## WORK REQUIRED
In the listing that follows, count each line where the word "basis" appears; write nothing but the count.

============================================================

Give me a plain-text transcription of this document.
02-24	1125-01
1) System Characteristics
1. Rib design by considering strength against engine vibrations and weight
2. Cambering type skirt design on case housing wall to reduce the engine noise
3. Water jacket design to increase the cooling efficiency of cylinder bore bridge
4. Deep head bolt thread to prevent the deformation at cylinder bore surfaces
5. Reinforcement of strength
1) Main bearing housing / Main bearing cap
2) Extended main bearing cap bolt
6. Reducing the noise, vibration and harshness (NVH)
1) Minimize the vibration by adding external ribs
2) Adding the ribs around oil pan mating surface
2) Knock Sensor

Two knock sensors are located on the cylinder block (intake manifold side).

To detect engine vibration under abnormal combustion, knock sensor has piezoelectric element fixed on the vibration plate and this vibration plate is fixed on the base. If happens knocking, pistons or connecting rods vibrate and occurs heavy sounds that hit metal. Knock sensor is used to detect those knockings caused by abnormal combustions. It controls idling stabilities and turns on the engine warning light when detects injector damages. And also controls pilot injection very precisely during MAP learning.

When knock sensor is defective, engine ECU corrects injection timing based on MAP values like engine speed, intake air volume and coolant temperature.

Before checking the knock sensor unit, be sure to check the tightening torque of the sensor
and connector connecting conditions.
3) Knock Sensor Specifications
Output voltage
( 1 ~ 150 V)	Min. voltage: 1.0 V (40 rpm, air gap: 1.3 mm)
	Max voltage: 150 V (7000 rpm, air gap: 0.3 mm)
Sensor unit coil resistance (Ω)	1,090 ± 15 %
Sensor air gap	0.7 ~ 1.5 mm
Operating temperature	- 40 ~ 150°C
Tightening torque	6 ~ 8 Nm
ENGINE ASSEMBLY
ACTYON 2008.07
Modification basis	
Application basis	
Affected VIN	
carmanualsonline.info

============================================================

## RIGHT ANSWER
2